(Stored data entries)
—————
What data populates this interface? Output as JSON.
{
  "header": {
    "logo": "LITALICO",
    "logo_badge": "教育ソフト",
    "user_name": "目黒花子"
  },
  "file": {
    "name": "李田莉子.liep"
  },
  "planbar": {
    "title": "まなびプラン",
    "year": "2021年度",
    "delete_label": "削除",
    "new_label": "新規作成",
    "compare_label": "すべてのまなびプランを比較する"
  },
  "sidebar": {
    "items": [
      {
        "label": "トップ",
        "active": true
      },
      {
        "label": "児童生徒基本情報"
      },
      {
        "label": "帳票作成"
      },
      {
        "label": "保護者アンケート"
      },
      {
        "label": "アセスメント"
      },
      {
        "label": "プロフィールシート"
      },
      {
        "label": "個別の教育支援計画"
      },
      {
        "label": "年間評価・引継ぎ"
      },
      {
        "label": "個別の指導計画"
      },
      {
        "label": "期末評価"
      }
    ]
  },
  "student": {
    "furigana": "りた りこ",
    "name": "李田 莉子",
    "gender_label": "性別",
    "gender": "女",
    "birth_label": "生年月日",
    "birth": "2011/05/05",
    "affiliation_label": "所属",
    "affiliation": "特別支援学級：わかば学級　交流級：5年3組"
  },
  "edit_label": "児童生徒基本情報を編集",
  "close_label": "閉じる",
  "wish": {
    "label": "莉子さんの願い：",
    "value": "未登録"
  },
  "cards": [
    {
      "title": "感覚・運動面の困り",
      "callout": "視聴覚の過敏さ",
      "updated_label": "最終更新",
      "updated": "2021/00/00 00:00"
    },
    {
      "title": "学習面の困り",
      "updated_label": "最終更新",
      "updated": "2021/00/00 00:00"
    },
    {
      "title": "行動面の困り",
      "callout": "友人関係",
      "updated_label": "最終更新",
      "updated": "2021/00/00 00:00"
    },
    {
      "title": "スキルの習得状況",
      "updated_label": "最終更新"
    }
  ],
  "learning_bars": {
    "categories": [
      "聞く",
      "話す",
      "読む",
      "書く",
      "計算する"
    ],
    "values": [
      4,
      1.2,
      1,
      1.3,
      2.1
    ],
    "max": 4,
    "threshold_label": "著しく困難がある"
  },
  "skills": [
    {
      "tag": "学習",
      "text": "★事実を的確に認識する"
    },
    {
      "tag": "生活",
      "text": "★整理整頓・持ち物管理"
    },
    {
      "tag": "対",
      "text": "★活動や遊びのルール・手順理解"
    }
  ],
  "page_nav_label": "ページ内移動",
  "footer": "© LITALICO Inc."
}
—————
- **Goal**
Find the lines above that include the string "title" and copy them.

- **Full output**
    "title": "まなびプラン",
      "title": "感覚・運動面の困り",
      "title": "学習面の困り",
      "title": "行動面の困り",
      "title": "スキルの習得状況",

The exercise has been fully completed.